Exercise material:
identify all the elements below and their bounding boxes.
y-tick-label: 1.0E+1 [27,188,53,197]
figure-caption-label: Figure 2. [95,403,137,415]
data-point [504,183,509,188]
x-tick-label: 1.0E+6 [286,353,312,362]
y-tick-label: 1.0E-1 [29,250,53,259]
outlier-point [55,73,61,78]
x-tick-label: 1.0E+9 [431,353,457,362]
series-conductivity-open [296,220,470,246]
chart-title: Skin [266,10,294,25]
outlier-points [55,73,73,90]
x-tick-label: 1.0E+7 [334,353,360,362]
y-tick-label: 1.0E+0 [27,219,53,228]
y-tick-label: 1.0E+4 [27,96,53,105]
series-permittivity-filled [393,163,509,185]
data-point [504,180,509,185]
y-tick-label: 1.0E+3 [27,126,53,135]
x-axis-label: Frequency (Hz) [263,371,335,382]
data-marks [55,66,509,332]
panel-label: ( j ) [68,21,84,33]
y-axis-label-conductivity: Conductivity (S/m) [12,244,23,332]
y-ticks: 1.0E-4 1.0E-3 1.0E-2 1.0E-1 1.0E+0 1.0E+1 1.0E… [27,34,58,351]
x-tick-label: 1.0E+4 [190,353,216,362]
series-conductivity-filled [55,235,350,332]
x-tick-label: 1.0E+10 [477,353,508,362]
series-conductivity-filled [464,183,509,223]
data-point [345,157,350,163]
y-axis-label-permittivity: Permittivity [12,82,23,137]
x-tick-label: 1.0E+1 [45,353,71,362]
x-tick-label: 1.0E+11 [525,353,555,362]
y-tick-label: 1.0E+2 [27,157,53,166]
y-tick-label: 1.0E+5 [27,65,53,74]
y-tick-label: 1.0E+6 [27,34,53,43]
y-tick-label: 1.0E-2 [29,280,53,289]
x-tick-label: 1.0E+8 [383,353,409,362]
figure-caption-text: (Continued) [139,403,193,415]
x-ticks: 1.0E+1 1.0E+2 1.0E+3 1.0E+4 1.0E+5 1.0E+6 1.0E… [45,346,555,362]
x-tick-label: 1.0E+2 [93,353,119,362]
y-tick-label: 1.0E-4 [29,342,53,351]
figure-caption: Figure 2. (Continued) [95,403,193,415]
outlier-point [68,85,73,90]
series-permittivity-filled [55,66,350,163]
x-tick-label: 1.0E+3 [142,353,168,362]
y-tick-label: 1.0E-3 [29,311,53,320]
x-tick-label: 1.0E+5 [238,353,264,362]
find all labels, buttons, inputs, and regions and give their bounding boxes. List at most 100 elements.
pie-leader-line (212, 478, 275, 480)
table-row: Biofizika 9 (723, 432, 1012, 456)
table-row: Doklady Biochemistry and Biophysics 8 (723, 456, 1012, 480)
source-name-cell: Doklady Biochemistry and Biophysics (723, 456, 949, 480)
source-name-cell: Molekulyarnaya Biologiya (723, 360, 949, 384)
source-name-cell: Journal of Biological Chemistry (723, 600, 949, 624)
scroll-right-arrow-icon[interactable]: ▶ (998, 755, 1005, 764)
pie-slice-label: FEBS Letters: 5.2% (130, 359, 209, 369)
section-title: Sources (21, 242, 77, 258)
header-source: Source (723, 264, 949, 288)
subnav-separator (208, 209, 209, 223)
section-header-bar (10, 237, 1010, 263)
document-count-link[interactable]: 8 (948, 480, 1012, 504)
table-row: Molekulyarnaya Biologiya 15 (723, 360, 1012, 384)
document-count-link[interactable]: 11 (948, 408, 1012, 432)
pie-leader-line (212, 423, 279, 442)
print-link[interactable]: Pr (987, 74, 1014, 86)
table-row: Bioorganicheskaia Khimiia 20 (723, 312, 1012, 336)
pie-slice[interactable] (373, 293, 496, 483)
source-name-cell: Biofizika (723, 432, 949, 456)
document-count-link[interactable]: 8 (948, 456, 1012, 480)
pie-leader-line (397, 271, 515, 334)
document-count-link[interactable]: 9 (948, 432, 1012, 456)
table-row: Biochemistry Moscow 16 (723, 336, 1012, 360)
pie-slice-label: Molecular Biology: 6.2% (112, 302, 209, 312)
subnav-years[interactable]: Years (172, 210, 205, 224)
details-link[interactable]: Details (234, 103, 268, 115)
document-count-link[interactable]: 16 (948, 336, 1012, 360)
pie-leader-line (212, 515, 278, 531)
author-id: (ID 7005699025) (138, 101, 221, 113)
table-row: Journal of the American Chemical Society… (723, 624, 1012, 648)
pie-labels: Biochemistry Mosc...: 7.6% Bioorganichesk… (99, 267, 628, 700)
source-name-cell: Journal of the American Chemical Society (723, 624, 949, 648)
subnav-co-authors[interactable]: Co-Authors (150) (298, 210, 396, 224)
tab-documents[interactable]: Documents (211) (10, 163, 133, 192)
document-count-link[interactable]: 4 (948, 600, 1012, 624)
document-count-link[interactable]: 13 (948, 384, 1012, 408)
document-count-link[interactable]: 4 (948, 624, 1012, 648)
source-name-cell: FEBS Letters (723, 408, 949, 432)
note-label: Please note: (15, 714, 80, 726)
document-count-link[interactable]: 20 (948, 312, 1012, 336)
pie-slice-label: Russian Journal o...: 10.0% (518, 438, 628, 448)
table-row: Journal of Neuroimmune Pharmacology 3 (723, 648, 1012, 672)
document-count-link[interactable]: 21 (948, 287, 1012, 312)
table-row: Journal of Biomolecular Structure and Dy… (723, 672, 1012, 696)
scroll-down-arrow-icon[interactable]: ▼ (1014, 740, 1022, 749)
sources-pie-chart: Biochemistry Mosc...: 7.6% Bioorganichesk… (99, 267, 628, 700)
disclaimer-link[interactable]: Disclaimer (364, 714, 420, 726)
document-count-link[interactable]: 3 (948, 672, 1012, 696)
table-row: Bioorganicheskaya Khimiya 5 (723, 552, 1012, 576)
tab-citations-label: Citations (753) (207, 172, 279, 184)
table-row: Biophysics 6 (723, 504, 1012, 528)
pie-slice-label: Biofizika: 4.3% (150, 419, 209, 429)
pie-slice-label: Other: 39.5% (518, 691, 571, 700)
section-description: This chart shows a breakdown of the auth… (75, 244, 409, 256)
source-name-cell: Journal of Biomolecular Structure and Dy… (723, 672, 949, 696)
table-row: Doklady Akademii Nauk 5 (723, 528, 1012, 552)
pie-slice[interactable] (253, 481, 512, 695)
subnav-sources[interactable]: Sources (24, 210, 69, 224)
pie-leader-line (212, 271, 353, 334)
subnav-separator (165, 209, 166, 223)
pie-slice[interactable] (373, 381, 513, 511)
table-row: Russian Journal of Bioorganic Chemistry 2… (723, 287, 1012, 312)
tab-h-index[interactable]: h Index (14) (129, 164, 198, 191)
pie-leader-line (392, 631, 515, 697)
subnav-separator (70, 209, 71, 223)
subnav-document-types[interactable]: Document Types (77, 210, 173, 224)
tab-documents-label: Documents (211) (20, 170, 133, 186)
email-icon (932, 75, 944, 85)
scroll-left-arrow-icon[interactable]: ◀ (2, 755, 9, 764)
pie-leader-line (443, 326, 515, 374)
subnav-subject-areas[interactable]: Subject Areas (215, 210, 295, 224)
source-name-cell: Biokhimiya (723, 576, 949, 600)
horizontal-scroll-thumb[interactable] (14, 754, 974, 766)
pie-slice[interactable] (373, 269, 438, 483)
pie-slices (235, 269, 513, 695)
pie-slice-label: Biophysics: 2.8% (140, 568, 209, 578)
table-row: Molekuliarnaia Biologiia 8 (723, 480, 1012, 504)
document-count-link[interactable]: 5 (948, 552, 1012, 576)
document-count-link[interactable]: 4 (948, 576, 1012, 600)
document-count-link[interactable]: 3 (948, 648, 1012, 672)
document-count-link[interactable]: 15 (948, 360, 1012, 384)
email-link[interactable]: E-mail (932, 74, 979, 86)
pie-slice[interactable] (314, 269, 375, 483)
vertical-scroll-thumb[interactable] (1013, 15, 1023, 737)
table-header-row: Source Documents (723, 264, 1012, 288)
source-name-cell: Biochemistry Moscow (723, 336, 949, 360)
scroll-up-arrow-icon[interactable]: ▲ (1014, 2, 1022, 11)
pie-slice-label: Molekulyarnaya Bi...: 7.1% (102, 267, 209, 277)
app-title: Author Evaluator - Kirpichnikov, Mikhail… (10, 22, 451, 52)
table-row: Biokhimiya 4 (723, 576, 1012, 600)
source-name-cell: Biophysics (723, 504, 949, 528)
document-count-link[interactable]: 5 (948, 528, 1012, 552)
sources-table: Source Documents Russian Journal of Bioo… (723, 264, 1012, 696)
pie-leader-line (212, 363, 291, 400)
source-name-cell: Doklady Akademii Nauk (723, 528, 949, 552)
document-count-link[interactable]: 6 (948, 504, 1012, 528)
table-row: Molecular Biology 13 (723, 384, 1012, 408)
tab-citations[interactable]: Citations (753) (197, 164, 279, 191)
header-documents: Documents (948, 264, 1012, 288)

Your task:
Output the stretch from the start of the records through the line containing "x-tick-label: 1.0E+2 [93,353,119,362]" as a numbered list, leaving out any blank lines.

The response:
1. identify all the elements below and their bounding boxes.
2. y-tick-label: 1.0E+1 [27,188,53,197]
3. figure-caption-label: Figure 2. [95,403,137,415]
4. data-point [504,183,509,188]
5. x-tick-label: 1.0E+6 [286,353,312,362]
6. y-tick-label: 1.0E-1 [29,250,53,259]
7. outlier-point [55,73,61,78]
8. x-tick-label: 1.0E+9 [431,353,457,362]
9. series-conductivity-open [296,220,470,246]
10. chart-title: Skin [266,10,294,25]
11. outlier-points [55,73,73,90]
12. x-tick-label: 1.0E+7 [334,353,360,362]
13. y-tick-label: 1.0E+0 [27,219,53,228]
14. y-tick-label: 1.0E+4 [27,96,53,105]
15. series-permittivity-filled [393,163,509,185]
16. data-point [504,180,509,185]
17. y-tick-label: 1.0E+3 [27,126,53,135]
18. x-axis-label: Frequency (Hz) [263,371,335,382]
19. data-marks [55,66,509,332]
20. panel-label: ( j ) [68,21,84,33]
21. y-axis-label-conductivity: Conductivity (S/m) [12,244,23,332]
22. y-ticks: 1.0E-4 1.0E-3 1.0E-2 1.0E-1 1.0E+0 1.0E+1 1.0E… [27,34,58,351]
23. x-tick-label: 1.0E+4 [190,353,216,362]
24. series-conductivity-filled [55,235,350,332]
25. x-tick-label: 1.0E+10 [477,353,508,362]
26. series-conductivity-filled [464,183,509,223]
27. data-point [345,157,350,163]
28. y-axis-label-permittivity: Permittivity [12,82,23,137]
29. x-tick-label: 1.0E+1 [45,353,71,362]
30. x-tick-label: 1.0E+11 [525,353,555,362]
31. y-tick-label: 1.0E+2 [27,157,53,166]
32. y-tick-label: 1.0E+5 [27,65,53,74]
33. y-tick-label: 1.0E+6 [27,34,53,43]
34. y-tick-label: 1.0E-2 [29,280,53,289]
35. x-tick-label: 1.0E+8 [383,353,409,362]
36. figure-caption-text: (Continued) [139,403,193,415]
37. x-ticks: 1.0E+1 1.0E+2 1.0E+3 1.0E+4 1.0E+5 1.0E+6 1.0E… [45,346,555,362]
38. x-tick-label: 1.0E+2 [93,353,119,362]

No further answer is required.